*** THE DATA Section Begins ***
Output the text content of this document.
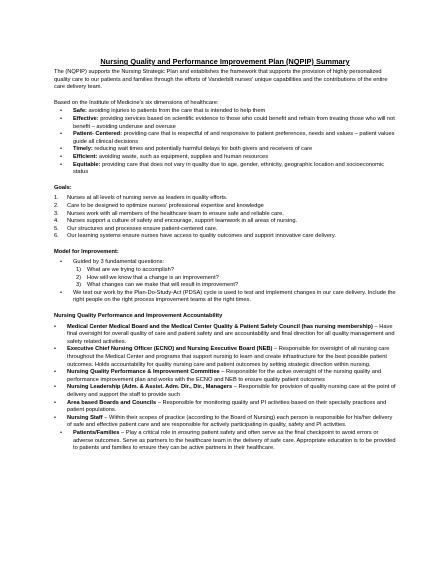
Nursing Quality and Performance Improvement Plan (NQPIP) Summary

The (NQPIP) supports the Nursing Strategic Plan and establishes the framework that supports the provision of highly personalized quality care to our patients and families through the efforts of Vanderbilt nurses' unique capabilities and the contributions of the entire care delivery team.

Based on the Institute of Medicine's six dimensions of healthcare:

•	Safe: avoiding injuries to patients from the care that is intended to help them
•	Effective: providing services based on scientific evidence to those who could benefit and refrain from treating those who will not benefit – avoiding underuse and overuse
•	Patient- Centered: providing care that is respectful of and responsive to patient preferences, needs and values – patient values guide all clinical decisions
•	Timely: reducing wait times and potentially harmful delays for both givers and receivers of care
•	Efficient: avoiding waste, such as equipment, supplies and human resources
•	Equitable: providing care that does not vary in quality due to age, gender, ethnicity, geographic location and socioeconomic status

Goals:

1.	Nurses at all levels of nursing serve as leaders in quality efforts.
2.	Care to be designed to optimize nurses' professional expertise and knowledge
3.	Nurses work with all members of the healthcare team to ensure safe and reliable care.
4.	Nurses support a culture of safety and encourage, support teamwork in all areas of nursing.
5.	Our structures and processes ensure patient-centered care.
6.	Our learning systems ensure nurses have access to quality outcomes and support innovative care delivery.

Model for Improvement:

•	Guided by 3 fundamental questions:
1)	What are we trying to accomplish?
2)	How will we know that a change is an improvement?
3)	What changes can we make that will result in improvement?
•	We test our work by the Plan-Do-Study-Act (PDSA) cycle is used to test and implement changes in our care delivery. Include the right people on the right process improvement teams at the right times.

Nursing Quality Performance and Improvement Accountability

•	Medical Center Medical Board and the Medical Center Quality & Patient Safety Council (has nursing membership) – Have final oversight for overall quality of care and patient safety and are accountability and final direction for all quality management and safety related activities.
•	Executive Chief Nursing Officer (ECNO) and Nursing Executive Board (NEB) – Responsible for oversight of all nursing care throughout the Medical Center and programs that support nursing to learn and create infrastructure for the best possible patient outcomes. Holds accountability for quality nursing care and patient outcomes by setting strategic direction within nursing.
•	Nursing Quality Performance & Improvement Committee – Responsible for the active oversight of the nursing quality and performance improvement plan and works with the ECNO and NEB to ensure quality patient outcomes
•	Nursing Leadership (Adm. & Assist. Adm. Dir., Dir., Managers – Responsible for provision of quality nursing care at the point of delivery and support the staff to provide such
•	Area based Boards and Councils – Responsible for monitoring quality and PI activities based on their specialty practices and patient populations.
•	Nursing Staff – Within their scopes of practice (according to the Board of Nursing) each person is responsible for his/her delivery of safe and effective patient care and are responsible for actively participating in quality, safety and PI activities.
•	Patients/Families – Play a critical role in ensuring patient safety and often serve as the final checkpoint to avoid errors or adverse outcomes. Serve as partners to the healthcare team in the delivery of safe care. Appropriate education is to be provided to patients and families to ensure they can be active partners in their healthcare.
*** THE DATA Section Ends ***
* ACTIVITY *
Without the pictures, give all of the entries above again exactly.

* ANSWER SPACE *
Output the text content of this document.
Nursing Quality and Performance Improvement Plan (NQPIP) Summary

The (NQPIP) supports the Nursing Strategic Plan and establishes the framework that supports the provision of highly personalized quality care to our patients and families through the efforts of Vanderbilt nurses' unique capabilities and the contributions of the entire care delivery team.

Based on the Institute of Medicine's six dimensions of healthcare:

•	Safe: avoiding injuries to patients from the care that is intended to help them
•	Effective: providing services based on scientific evidence to those who could benefit and refrain from treating those who will not benefit – avoiding underuse and overuse
•	Patient- Centered: providing care that is respectful of and responsive to patient preferences, needs and values – patient values guide all clinical decisions
•	Timely: reducing wait times and potentially harmful delays for both givers and receivers of care
•	Efficient: avoiding waste, such as equipment, supplies and human resources
•	Equitable: providing care that does not vary in quality due to age, gender, ethnicity, geographic location and socioeconomic status

Goals:

1.	Nurses at all levels of nursing serve as leaders in quality efforts.
2.	Care to be designed to optimize nurses' professional expertise and knowledge
3.	Nurses work with all members of the healthcare team to ensure safe and reliable care.
4.	Nurses support a culture of safety and encourage, support teamwork in all areas of nursing.
5.	Our structures and processes ensure patient-centered care.
6.	Our learning systems ensure nurses have access to quality outcomes and support innovative care delivery.

Model for Improvement:

•	Guided by 3 fundamental questions:
1)	What are we trying to accomplish?
2)	How will we know that a change is an improvement?
3)	What changes can we make that will result in improvement?
•	We test our work by the Plan-Do-Study-Act (PDSA) cycle is used to test and implement changes in our care delivery. Include the right people on the right process improvement teams at the right times.

Nursing Quality Performance and Improvement Accountability

•	Medical Center Medical Board and the Medical Center Quality & Patient Safety Council (has nursing membership) – Have final oversight for overall quality of care and patient safety and are accountability and final direction for all quality management and safety related activities.
•	Executive Chief Nursing Officer (ECNO) and Nursing Executive Board (NEB) – Responsible for oversight of all nursing care throughout the Medical Center and programs that support nursing to learn and create infrastructure for the best possible patient outcomes. Holds accountability for quality nursing care and patient outcomes by setting strategic direction within nursing.
•	Nursing Quality Performance & Improvement Committee – Responsible for the active oversight of the nursing quality and performance improvement plan and works with the ECNO and NEB to ensure quality patient outcomes
•	Nursing Leadership (Adm. & Assist. Adm. Dir., Dir., Managers – Responsible for provision of quality nursing care at the point of delivery and support the staff to provide such
•	Area based Boards and Councils – Responsible for monitoring quality and PI activities based on their specialty practices and patient populations.
•	Nursing Staff – Within their scopes of practice (according to the Board of Nursing) each person is responsible for his/her delivery of safe and effective patient care and are responsible for actively participating in quality, safety and PI activities.
•	Patients/Families – Play a critical role in ensuring patient safety and often serve as the final checkpoint to avoid errors or adverse outcomes. Serve as partners to the healthcare team in the delivery of safe care. Appropriate education is to be provided to patients and families to ensure they can be active partners in their healthcare.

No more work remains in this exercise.